(Recorded data)

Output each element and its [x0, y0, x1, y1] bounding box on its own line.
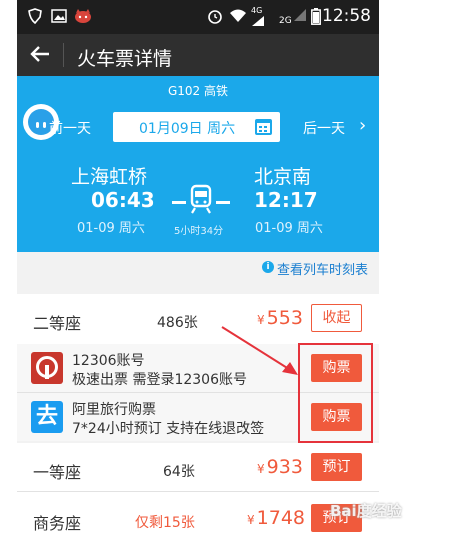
annotation-arrow: [221, 326, 298, 375]
annotation-highlight-box: [298, 343, 373, 443]
watermark: Bai度经验: [330, 502, 402, 520]
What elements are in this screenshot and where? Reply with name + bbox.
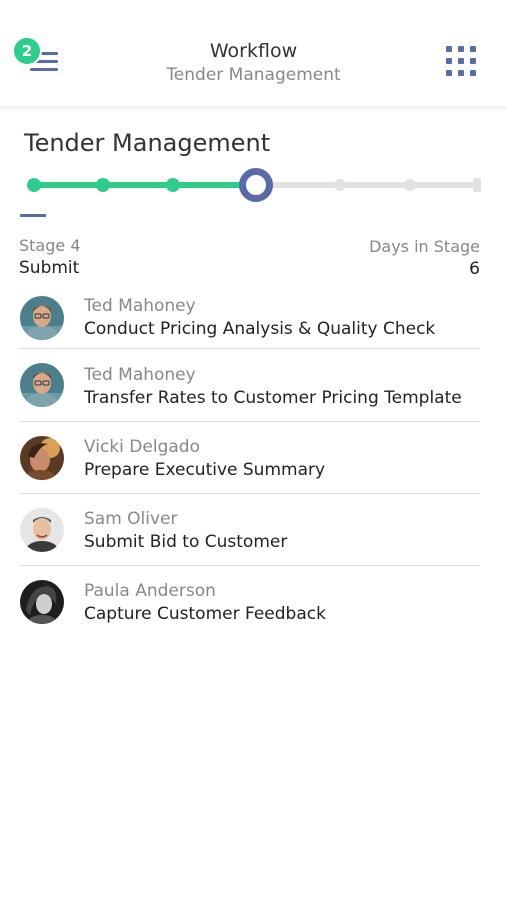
progress-track-done bbox=[34, 182, 256, 188]
grid-dot bbox=[458, 46, 464, 52]
step-1-dot[interactable] bbox=[27, 178, 41, 192]
avatar bbox=[20, 580, 64, 624]
step-4-current-dot[interactable] bbox=[239, 168, 273, 202]
task-list-item[interactable]: Ted Mahoney Conduct Pricing Analysis & Q… bbox=[19, 285, 480, 349]
grid-dot bbox=[446, 70, 452, 76]
step-5-dot[interactable] bbox=[334, 179, 346, 191]
task-assignee: Ted Mahoney bbox=[84, 296, 196, 316]
task-title: Submit Bid to Customer bbox=[84, 532, 288, 552]
avatar bbox=[20, 363, 64, 407]
grid-dot bbox=[446, 58, 452, 64]
task-assignee: Paula Anderson bbox=[84, 581, 216, 601]
task-list-item[interactable]: Sam Oliver Submit Bid to Customer bbox=[19, 494, 480, 566]
task-list-item[interactable]: Paula Anderson Capture Customer Feedback bbox=[19, 566, 480, 636]
grid-dot bbox=[470, 46, 476, 52]
task-title: Capture Customer Feedback bbox=[84, 604, 326, 624]
grid-dot bbox=[470, 58, 476, 64]
task-assignee: Sam Oliver bbox=[84, 509, 178, 529]
avatar bbox=[20, 508, 64, 552]
task-assignee: Ted Mahoney bbox=[84, 365, 196, 385]
avatar bbox=[20, 436, 64, 480]
grid-dot bbox=[458, 70, 464, 76]
step-7-dot[interactable] bbox=[473, 178, 481, 192]
task-assignee: Vicki Delgado bbox=[84, 437, 200, 457]
app-header: 2 Workflow Tender Management bbox=[0, 0, 507, 106]
task-title: Conduct Pricing Analysis & Quality Check bbox=[84, 319, 436, 339]
header-subtitle: Tender Management bbox=[166, 65, 341, 85]
grid-dot bbox=[458, 58, 464, 64]
page-title: Tender Management bbox=[24, 129, 271, 157]
grid-dot bbox=[446, 46, 452, 52]
header-title: Workflow bbox=[209, 40, 298, 62]
days-in-stage-label: Days in Stage bbox=[369, 237, 480, 256]
progress-track-remaining bbox=[256, 182, 480, 188]
stage-name: Submit bbox=[19, 258, 80, 278]
task-list-item[interactable]: Ted Mahoney Transfer Rates to Customer P… bbox=[19, 349, 480, 422]
stage-indicator-line bbox=[20, 214, 46, 217]
app-screen: 2 Workflow Tender Management Tender Mana… bbox=[0, 0, 507, 900]
days-in-stage-value: 6 bbox=[469, 259, 480, 279]
grid-apps-icon[interactable] bbox=[446, 46, 478, 78]
stage-number: Stage 4 bbox=[19, 236, 81, 255]
grid-dot bbox=[470, 70, 476, 76]
avatar bbox=[20, 296, 64, 340]
task-list-item[interactable]: Vicki Delgado Prepare Executive Summary bbox=[19, 422, 480, 494]
step-3-dot[interactable] bbox=[166, 178, 180, 192]
task-title: Prepare Executive Summary bbox=[84, 460, 326, 480]
task-title: Transfer Rates to Customer Pricing Templ… bbox=[84, 388, 462, 408]
step-6-dot[interactable] bbox=[404, 179, 416, 191]
step-2-dot[interactable] bbox=[96, 178, 110, 192]
notification-badge[interactable]: 2 bbox=[14, 38, 40, 64]
stage-progress-stepper bbox=[24, 168, 484, 202]
task-list: Ted Mahoney Conduct Pricing Analysis & Q… bbox=[19, 285, 480, 636]
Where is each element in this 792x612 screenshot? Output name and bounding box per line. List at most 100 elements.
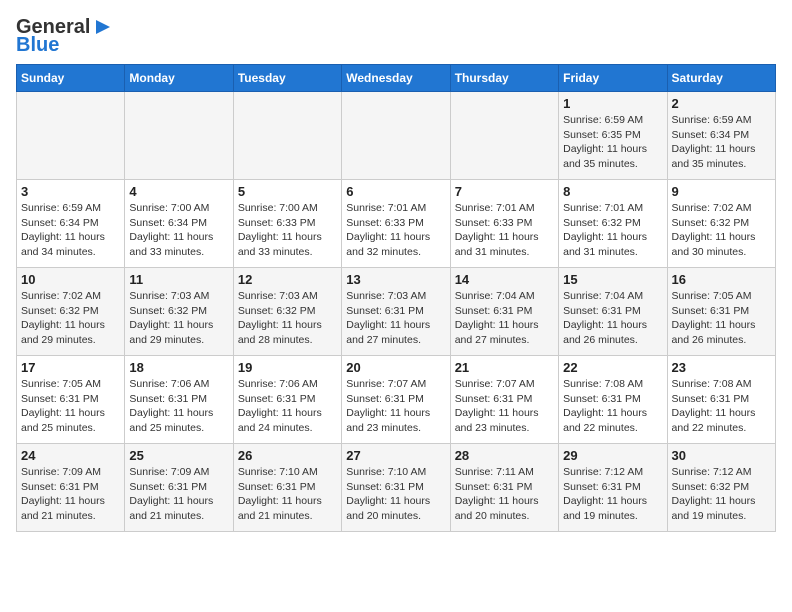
calendar-day-cell: 13 Sunrise: 7:03 AM Sunset: 6:31 PM Dayli…: [342, 268, 450, 356]
empty-cell: [233, 92, 341, 180]
day-info: Sunrise: 7:01 AM Sunset: 6:32 PM Dayligh…: [563, 201, 662, 260]
logo-arrow-icon: [92, 16, 114, 38]
day-info: Sunrise: 7:04 AM Sunset: 6:31 PM Dayligh…: [563, 289, 662, 348]
calendar-day-cell: 18Sunrise: 7:06 AM Sunset: 6:31 PM Dayli…: [125, 356, 233, 444]
calendar-day-cell: 22 Sunrise: 7:08 AM Sunset: 6:31 PM Dayli…: [559, 356, 667, 444]
day-info: Sunrise: 7:07 AM Sunset: 6:31 PM Dayligh…: [455, 377, 554, 436]
calendar-day-cell: 23 Sunrise: 7:08 AM Sunset: 6:31 PM Dayli…: [667, 356, 775, 444]
day-number: 22: [563, 360, 662, 375]
calendar-day-cell: 1 Sunrise: 6:59 AM Sunset: 6:35 PM Daylig…: [559, 92, 667, 180]
day-info: Sunrise: 6:59 AM Sunset: 6:34 PM Dayligh…: [21, 201, 120, 260]
day-number: 18: [129, 360, 228, 375]
day-info: Sunrise: 6:59 AM Sunset: 6:35 PM Dayligh…: [563, 113, 662, 172]
day-number: 24: [21, 448, 120, 463]
calendar-day-cell: 25 Sunrise: 7:09 AM Sunset: 6:31 PM Dayli…: [125, 444, 233, 532]
day-info: Sunrise: 6:59 AM Sunset: 6:34 PM Dayligh…: [672, 113, 771, 172]
calendar-day-cell: 30 Sunrise: 7:12 AM Sunset: 6:32 PM Dayli…: [667, 444, 775, 532]
calendar-day-cell: 3 Sunrise: 6:59 AM Sunset: 6:34 PM Daylig…: [17, 180, 125, 268]
day-number: 10: [21, 272, 120, 287]
day-info: Sunrise: 7:10 AM Sunset: 6:31 PM Dayligh…: [346, 465, 445, 524]
day-info: Sunrise: 7:09 AM Sunset: 6:31 PM Dayligh…: [129, 465, 228, 524]
day-number: 11: [129, 272, 228, 287]
day-info: Sunrise: 7:03 AM Sunset: 6:32 PM Dayligh…: [238, 289, 337, 348]
day-info: Sunrise: 7:01 AM Sunset: 6:33 PM Dayligh…: [455, 201, 554, 260]
day-info: Sunrise: 7:06 AM Sunset: 6:31 PM Dayligh…: [238, 377, 337, 436]
calendar-day-cell: 6 Sunrise: 7:01 AM Sunset: 6:33 PM Daylig…: [342, 180, 450, 268]
day-number: 26: [238, 448, 337, 463]
day-info: Sunrise: 7:01 AM Sunset: 6:33 PM Dayligh…: [346, 201, 445, 260]
day-info: Sunrise: 7:09 AM Sunset: 6:31 PM Dayligh…: [21, 465, 120, 524]
day-number: 30: [672, 448, 771, 463]
empty-cell: [125, 92, 233, 180]
calendar-day-cell: 12 Sunrise: 7:03 AM Sunset: 6:32 PM Dayli…: [233, 268, 341, 356]
calendar-day-cell: 16 Sunrise: 7:05 AM Sunset: 6:31 PM Dayli…: [667, 268, 775, 356]
calendar-day-cell: 26 Sunrise: 7:10 AM Sunset: 6:31 PM Dayli…: [233, 444, 341, 532]
day-info: Sunrise: 7:12 AM Sunset: 6:31 PM Dayligh…: [563, 465, 662, 524]
calendar-day-cell: 21 Sunrise: 7:07 AM Sunset: 6:31 PM Dayli…: [450, 356, 558, 444]
day-info: Sunrise: 7:00 AM Sunset: 6:33 PM Dayligh…: [238, 201, 337, 260]
calendar-day-cell: 19 Sunrise: 7:06 AM Sunset: 6:31 PM Dayli…: [233, 356, 341, 444]
calendar-day-cell: 27 Sunrise: 7:10 AM Sunset: 6:31 PM Dayli…: [342, 444, 450, 532]
day-number: 19: [238, 360, 337, 375]
weekday-header-friday: Friday: [559, 65, 667, 92]
day-info: Sunrise: 7:00 AM Sunset: 6:34 PM Dayligh…: [129, 201, 228, 260]
calendar-day-cell: 8Sunrise: 7:01 AM Sunset: 6:32 PM Daylig…: [559, 180, 667, 268]
day-info: Sunrise: 7:02 AM Sunset: 6:32 PM Dayligh…: [672, 201, 771, 260]
day-number: 6: [346, 184, 445, 199]
day-number: 13: [346, 272, 445, 287]
calendar-day-cell: 17Sunrise: 7:05 AM Sunset: 6:31 PM Dayli…: [17, 356, 125, 444]
calendar-day-cell: 5Sunrise: 7:00 AM Sunset: 6:33 PM Daylig…: [233, 180, 341, 268]
day-info: Sunrise: 7:03 AM Sunset: 6:31 PM Dayligh…: [346, 289, 445, 348]
day-number: 27: [346, 448, 445, 463]
day-info: Sunrise: 7:10 AM Sunset: 6:31 PM Dayligh…: [238, 465, 337, 524]
day-number: 21: [455, 360, 554, 375]
weekday-header-sunday: Sunday: [17, 65, 125, 92]
calendar-day-cell: 2 Sunrise: 6:59 AM Sunset: 6:34 PM Daylig…: [667, 92, 775, 180]
calendar-week-row: 10Sunrise: 7:02 AM Sunset: 6:32 PM Dayli…: [17, 268, 776, 356]
calendar-day-cell: 29Sunrise: 7:12 AM Sunset: 6:31 PM Dayli…: [559, 444, 667, 532]
empty-cell: [17, 92, 125, 180]
day-number: 9: [672, 184, 771, 199]
day-info: Sunrise: 7:08 AM Sunset: 6:31 PM Dayligh…: [672, 377, 771, 436]
day-info: Sunrise: 7:05 AM Sunset: 6:31 PM Dayligh…: [672, 289, 771, 348]
day-number: 23: [672, 360, 771, 375]
calendar-day-cell: 9 Sunrise: 7:02 AM Sunset: 6:32 PM Daylig…: [667, 180, 775, 268]
calendar-day-cell: 7 Sunrise: 7:01 AM Sunset: 6:33 PM Daylig…: [450, 180, 558, 268]
day-number: 16: [672, 272, 771, 287]
day-number: 2: [672, 96, 771, 111]
day-number: 1: [563, 96, 662, 111]
day-number: 25: [129, 448, 228, 463]
weekday-header-tuesday: Tuesday: [233, 65, 341, 92]
page-header: General Blue: [16, 16, 776, 56]
calendar-week-row: 17Sunrise: 7:05 AM Sunset: 6:31 PM Dayli…: [17, 356, 776, 444]
weekday-header-wednesday: Wednesday: [342, 65, 450, 92]
calendar-week-row: 24 Sunrise: 7:09 AM Sunset: 6:31 PM Dayli…: [17, 444, 776, 532]
calendar-day-cell: 4 Sunrise: 7:00 AM Sunset: 6:34 PM Daylig…: [125, 180, 233, 268]
calendar-day-cell: 20Sunrise: 7:07 AM Sunset: 6:31 PM Dayli…: [342, 356, 450, 444]
calendar-day-cell: 10Sunrise: 7:02 AM Sunset: 6:32 PM Dayli…: [17, 268, 125, 356]
weekday-header-thursday: Thursday: [450, 65, 558, 92]
day-number: 17: [21, 360, 120, 375]
day-number: 3: [21, 184, 120, 199]
calendar-week-row: 3 Sunrise: 6:59 AM Sunset: 6:34 PM Daylig…: [17, 180, 776, 268]
day-number: 4: [129, 184, 228, 199]
day-info: Sunrise: 7:08 AM Sunset: 6:31 PM Dayligh…: [563, 377, 662, 436]
weekday-header-saturday: Saturday: [667, 65, 775, 92]
calendar-day-cell: 24 Sunrise: 7:09 AM Sunset: 6:31 PM Dayli…: [17, 444, 125, 532]
day-number: 15: [563, 272, 662, 287]
day-info: Sunrise: 7:12 AM Sunset: 6:32 PM Dayligh…: [672, 465, 771, 524]
weekday-header-row: SundayMondayTuesdayWednesdayThursdayFrid…: [17, 65, 776, 92]
day-number: 14: [455, 272, 554, 287]
day-info: Sunrise: 7:04 AM Sunset: 6:31 PM Dayligh…: [455, 289, 554, 348]
day-number: 20: [346, 360, 445, 375]
weekday-header-monday: Monday: [125, 65, 233, 92]
calendar-day-cell: 11 Sunrise: 7:03 AM Sunset: 6:32 PM Dayli…: [125, 268, 233, 356]
calendar-day-cell: 15 Sunrise: 7:04 AM Sunset: 6:31 PM Dayli…: [559, 268, 667, 356]
day-number: 7: [455, 184, 554, 199]
day-info: Sunrise: 7:03 AM Sunset: 6:32 PM Dayligh…: [129, 289, 228, 348]
logo-text: General Blue: [16, 16, 114, 56]
logo: General Blue: [16, 16, 114, 56]
calendar-table: SundayMondayTuesdayWednesdayThursdayFrid…: [16, 64, 776, 532]
day-number: 12: [238, 272, 337, 287]
logo-blue: Blue: [16, 34, 59, 56]
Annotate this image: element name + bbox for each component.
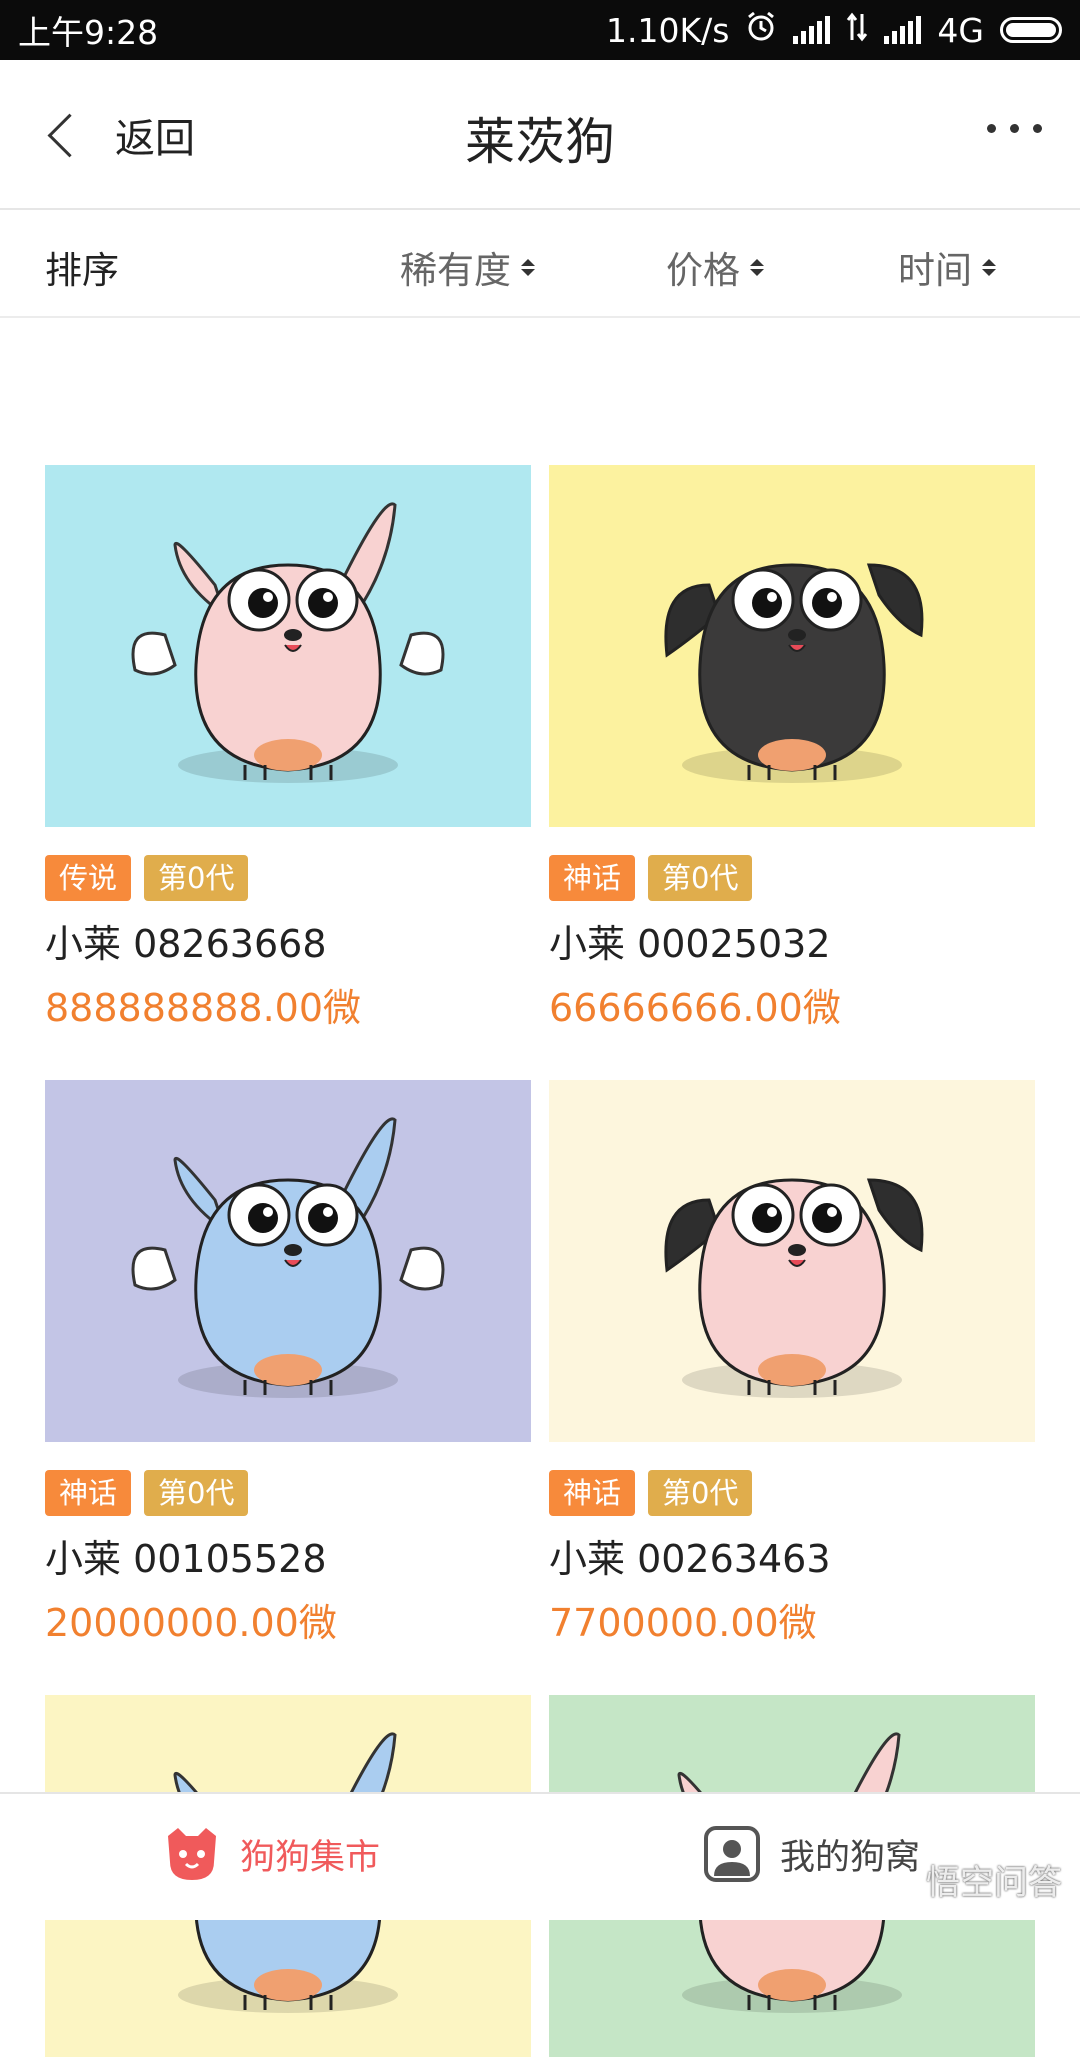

Job: Format the lines of the records as a JSON list of strings, one string per line, from the line containing "progress-track-done bbox=[34, 182, 256, 188]" through the line containing "grid-dot bbox=[446, 70, 452, 76]", both included.

The response:
[
  "progress-track-done bbox=[34, 182, 256, 188]",
  "grid-dot bbox=[458, 46, 464, 52]",
  "step-1-dot[interactable] bbox=[27, 178, 41, 192]",
  "avatar bbox=[20, 580, 64, 624]",
  "step-4-current-dot[interactable] bbox=[239, 168, 273, 202]",
  "task-list-item[interactable]: Ted Mahoney Conduct Pricing Analysis & Q… bbox=[19, 285, 480, 349]",
  "grid-dot bbox=[446, 70, 452, 76]"
]